OBJECTIVE —
Write out all the material exactly. Leave nothing out.

[Source data]
##############################

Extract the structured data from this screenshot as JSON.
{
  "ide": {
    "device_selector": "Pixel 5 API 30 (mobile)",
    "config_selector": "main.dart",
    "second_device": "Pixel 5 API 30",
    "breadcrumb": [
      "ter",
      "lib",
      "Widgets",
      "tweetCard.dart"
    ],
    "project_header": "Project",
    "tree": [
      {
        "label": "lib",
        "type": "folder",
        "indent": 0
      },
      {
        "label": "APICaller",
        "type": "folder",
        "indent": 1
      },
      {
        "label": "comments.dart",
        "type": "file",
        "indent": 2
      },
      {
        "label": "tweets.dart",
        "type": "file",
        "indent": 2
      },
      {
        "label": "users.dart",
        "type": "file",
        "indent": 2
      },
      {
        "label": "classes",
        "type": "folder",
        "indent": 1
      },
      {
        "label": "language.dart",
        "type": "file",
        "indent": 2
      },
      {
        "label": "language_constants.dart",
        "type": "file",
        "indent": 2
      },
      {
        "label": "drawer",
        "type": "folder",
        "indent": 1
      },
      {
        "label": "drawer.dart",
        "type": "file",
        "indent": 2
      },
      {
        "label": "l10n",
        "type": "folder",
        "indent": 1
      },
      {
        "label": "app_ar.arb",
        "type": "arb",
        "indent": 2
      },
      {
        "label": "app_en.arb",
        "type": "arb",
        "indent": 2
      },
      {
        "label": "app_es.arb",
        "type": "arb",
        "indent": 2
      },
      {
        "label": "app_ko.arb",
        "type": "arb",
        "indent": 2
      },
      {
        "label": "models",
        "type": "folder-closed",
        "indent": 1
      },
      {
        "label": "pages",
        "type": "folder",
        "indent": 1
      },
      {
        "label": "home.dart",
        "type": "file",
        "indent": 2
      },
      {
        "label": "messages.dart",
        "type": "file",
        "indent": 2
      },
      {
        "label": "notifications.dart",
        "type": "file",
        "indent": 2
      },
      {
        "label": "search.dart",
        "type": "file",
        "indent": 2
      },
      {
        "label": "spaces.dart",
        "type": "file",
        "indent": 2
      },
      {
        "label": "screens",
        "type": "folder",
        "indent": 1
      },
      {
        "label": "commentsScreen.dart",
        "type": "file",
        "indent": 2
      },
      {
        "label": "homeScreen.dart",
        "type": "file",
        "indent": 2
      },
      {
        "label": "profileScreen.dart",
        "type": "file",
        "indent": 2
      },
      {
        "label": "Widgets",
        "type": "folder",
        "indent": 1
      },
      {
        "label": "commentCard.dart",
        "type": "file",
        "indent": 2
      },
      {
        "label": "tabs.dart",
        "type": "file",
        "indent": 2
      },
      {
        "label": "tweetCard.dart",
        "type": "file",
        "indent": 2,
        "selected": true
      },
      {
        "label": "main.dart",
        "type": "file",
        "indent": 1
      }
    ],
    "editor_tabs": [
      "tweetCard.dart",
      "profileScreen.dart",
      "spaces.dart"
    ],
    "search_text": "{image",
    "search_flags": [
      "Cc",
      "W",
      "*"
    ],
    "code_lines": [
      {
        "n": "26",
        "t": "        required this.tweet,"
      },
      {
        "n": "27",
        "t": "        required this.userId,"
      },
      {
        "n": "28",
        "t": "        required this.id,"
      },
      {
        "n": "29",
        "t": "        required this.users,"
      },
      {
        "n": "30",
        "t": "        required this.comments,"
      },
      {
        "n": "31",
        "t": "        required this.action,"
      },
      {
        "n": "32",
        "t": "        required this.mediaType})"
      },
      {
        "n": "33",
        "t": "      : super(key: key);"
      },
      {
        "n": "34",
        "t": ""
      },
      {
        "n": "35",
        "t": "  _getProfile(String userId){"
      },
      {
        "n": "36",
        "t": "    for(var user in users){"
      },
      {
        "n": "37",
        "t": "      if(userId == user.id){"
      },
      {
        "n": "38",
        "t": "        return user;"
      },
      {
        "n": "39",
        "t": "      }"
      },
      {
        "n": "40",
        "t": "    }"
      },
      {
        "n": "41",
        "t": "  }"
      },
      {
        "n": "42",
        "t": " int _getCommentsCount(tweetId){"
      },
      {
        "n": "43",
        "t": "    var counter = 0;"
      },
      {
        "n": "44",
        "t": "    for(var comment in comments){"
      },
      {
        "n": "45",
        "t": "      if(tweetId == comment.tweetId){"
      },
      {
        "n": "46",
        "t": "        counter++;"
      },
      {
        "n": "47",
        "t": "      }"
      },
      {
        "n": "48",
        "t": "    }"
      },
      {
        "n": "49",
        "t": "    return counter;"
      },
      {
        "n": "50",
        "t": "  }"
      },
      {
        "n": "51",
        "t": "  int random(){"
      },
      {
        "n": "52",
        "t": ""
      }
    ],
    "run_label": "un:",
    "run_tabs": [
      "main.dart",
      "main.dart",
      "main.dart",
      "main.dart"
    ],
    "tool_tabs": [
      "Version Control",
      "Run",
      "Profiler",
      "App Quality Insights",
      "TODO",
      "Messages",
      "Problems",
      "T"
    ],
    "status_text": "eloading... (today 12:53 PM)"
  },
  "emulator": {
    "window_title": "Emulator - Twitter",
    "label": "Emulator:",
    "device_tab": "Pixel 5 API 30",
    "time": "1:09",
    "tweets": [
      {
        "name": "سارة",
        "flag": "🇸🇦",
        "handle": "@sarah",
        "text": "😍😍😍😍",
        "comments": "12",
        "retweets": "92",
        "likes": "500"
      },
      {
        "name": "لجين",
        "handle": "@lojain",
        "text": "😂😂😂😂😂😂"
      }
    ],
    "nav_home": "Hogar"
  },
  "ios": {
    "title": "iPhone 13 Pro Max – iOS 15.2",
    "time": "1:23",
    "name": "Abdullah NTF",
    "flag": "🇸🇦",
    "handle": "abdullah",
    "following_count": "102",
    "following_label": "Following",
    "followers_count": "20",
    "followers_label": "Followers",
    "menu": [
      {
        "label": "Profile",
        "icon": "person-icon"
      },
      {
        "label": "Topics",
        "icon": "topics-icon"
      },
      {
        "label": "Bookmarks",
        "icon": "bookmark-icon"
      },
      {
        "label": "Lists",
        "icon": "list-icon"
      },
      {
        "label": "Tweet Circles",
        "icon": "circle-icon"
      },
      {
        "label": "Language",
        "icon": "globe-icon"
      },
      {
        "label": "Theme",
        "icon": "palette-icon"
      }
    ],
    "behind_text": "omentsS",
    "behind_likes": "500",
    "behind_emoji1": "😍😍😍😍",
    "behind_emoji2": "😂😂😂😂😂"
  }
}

##############################

RESULT OF THE EXERCISE —
Extract the structured data from this screenshot as JSON.
{
  "ide": {
    "device_selector": "Pixel 5 API 30 (mobile)",
    "config_selector": "main.dart",
    "second_device": "Pixel 5 API 30",
    "breadcrumb": [
      "ter",
      "lib",
      "Widgets",
      "tweetCard.dart"
    ],
    "project_header": "Project",
    "tree": [
      {
        "label": "lib",
        "type": "folder",
        "indent": 0
      },
      {
        "label": "APICaller",
        "type": "folder",
        "indent": 1
      },
      {
        "label": "comments.dart",
        "type": "file",
        "indent": 2
      },
      {
        "label": "tweets.dart",
        "type": "file",
        "indent": 2
      },
      {
        "label": "users.dart",
        "type": "file",
        "indent": 2
      },
      {
        "label": "classes",
        "type": "folder",
        "indent": 1
      },
      {
        "label": "language.dart",
        "type": "file",
        "indent": 2
      },
      {
        "label": "language_constants.dart",
        "type": "file",
        "indent": 2
      },
      {
        "label": "drawer",
        "type": "folder",
        "indent": 1
      },
      {
        "label": "drawer.dart",
        "type": "file",
        "indent": 2
      },
      {
        "label": "l10n",
        "type": "folder",
        "indent": 1
      },
      {
        "label": "app_ar.arb",
        "type": "arb",
        "indent": 2
      },
      {
        "label": "app_en.arb",
        "type": "arb",
        "indent": 2
      },
      {
        "label": "app_es.arb",
        "type": "arb",
        "indent": 2
      },
      {
        "label": "app_ko.arb",
        "type": "arb",
        "indent": 2
      },
      {
        "label": "models",
        "type": "folder-closed",
        "indent": 1
      },
      {
        "label": "pages",
        "type": "folder",
        "indent": 1
      },
      {
        "label": "home.dart",
        "type": "file",
        "indent": 2
      },
      {
        "label": "messages.dart",
        "type": "file",
        "indent": 2
      },
      {
        "label": "notifications.dart",
        "type": "file",
        "indent": 2
      },
      {
        "label": "search.dart",
        "type": "file",
        "indent": 2
      },
      {
        "label": "spaces.dart",
        "type": "file",
        "indent": 2
      },
      {
        "label": "screens",
        "type": "folder",
        "indent": 1
      },
      {
        "label": "commentsScreen.dart",
        "type": "file",
        "indent": 2
      },
      {
        "label": "homeScreen.dart",
        "type": "file",
        "indent": 2
      },
      {
        "label": "profileScreen.dart",
        "type": "file",
        "indent": 2
      },
      {
        "label": "Widgets",
        "type": "folder",
        "indent": 1
      },
      {
        "label": "commentCard.dart",
        "type": "file",
        "indent": 2
      },
      {
        "label": "tabs.dart",
        "type": "file",
        "indent": 2
      },
      {
        "label": "tweetCard.dart",
        "type": "file",
        "indent": 2,
        "selected": true
      },
      {
        "label": "main.dart",
        "type": "file",
        "indent": 1
      }
    ],
    "editor_tabs": [
      "tweetCard.dart",
      "profileScreen.dart",
      "spaces.dart"
    ],
    "search_text": "{image",
    "search_flags": [
      "Cc",
      "W",
      "*"
    ],
    "code_lines": [
      {
        "n": "26",
        "t": "        required this.tweet,"
      },
      {
        "n": "27",
        "t": "        required this.userId,"
      },
      {
        "n": "28",
        "t": "        required this.id,"
      },
      {
        "n": "29",
        "t": "        required this.users,"
      },
      {
        "n": "30",
        "t": "        required this.comments,"
      },
      {
        "n": "31",
        "t": "        required this.action,"
      },
      {
        "n": "32",
        "t": "        required this.mediaType})"
      },
      {
        "n": "33",
        "t": "      : super(key: key);"
      },
      {
        "n": "34",
        "t": ""
      },
      {
        "n": "35",
        "t": "  _getProfile(String userId){"
      },
      {
        "n": "36",
        "t": "    for(var user in users){"
      },
      {
        "n": "37",
        "t": "      if(userId == user.id){"
      },
      {
        "n": "38",
        "t": "        return user;"
      },
      {
        "n": "39",
        "t": "      }"
      },
      {
        "n": "40",
        "t": "    }"
      },
      {
        "n": "41",
        "t": "  }"
      },
      {
        "n": "42",
        "t": " int _getCommentsCount(tweetId){"
      },
      {
        "n": "43",
        "t": "    var counter = 0;"
      },
      {
        "n": "44",
        "t": "    for(var comment in comments){"
      },
      {
        "n": "45",
        "t": "      if(tweetId == comment.tweetId){"
      },
      {
        "n": "46",
        "t": "        counter++;"
      },
      {
        "n": "47",
        "t": "      }"
      },
      {
        "n": "48",
        "t": "    }"
      },
      {
        "n": "49",
        "t": "    return counter;"
      },
      {
        "n": "50",
        "t": "  }"
      },
      {
        "n": "51",
        "t": "  int random(){"
      },
      {
        "n": "52",
        "t": ""
      }
    ],
    "run_label": "un:",
    "run_tabs": [
      "main.dart",
      "main.dart",
      "main.dart",
      "main.dart"
    ],
    "tool_tabs": [
      "Version Control",
      "Run",
      "Profiler",
      "App Quality Insights",
      "TODO",
      "Messages",
      "Problems",
      "T"
    ],
    "status_text": "eloading... (today 12:53 PM)"
  },
  "emulator": {
    "window_title": "Emulator - Twitter",
    "label": "Emulator:",
    "device_tab": "Pixel 5 API 30",
    "time": "1:09",
    "tweets": [
      {
        "name": "سارة",
        "flag": "🇸🇦",
        "handle": "@sarah",
        "text": "😍😍😍😍",
        "comments": "12",
        "retweets": "92",
        "likes": "500"
      },
      {
        "name": "لجين",
        "handle": "@lojain",
        "text": "😂😂😂😂😂😂"
      }
    ],
    "nav_home": "Hogar"
  },
  "ios": {
    "title": "iPhone 13 Pro Max – iOS 15.2",
    "time": "1:23",
    "name": "Abdullah NTF",
    "flag": "🇸🇦",
    "handle": "abdullah",
    "following_count": "102",
    "following_label": "Following",
    "followers_count": "20",
    "followers_label": "Followers",
    "menu": [
      {
        "label": "Profile",
        "icon": "person-icon"
      },
      {
        "label": "Topics",
        "icon": "topics-icon"
      },
      {
        "label": "Bookmarks",
        "icon": "bookmark-icon"
      },
      {
        "label": "Lists",
        "icon": "list-icon"
      },
      {
        "label": "Tweet Circles",
        "icon": "circle-icon"
      },
      {
        "label": "Language",
        "icon": "globe-icon"
      },
      {
        "label": "Theme",
        "icon": "palette-icon"
      }
    ],
    "behind_text": "omentsS",
    "behind_likes": "500",
    "behind_emoji1": "😍😍😍😍",
    "behind_emoji2": "😂😂😂😂😂"
  }
}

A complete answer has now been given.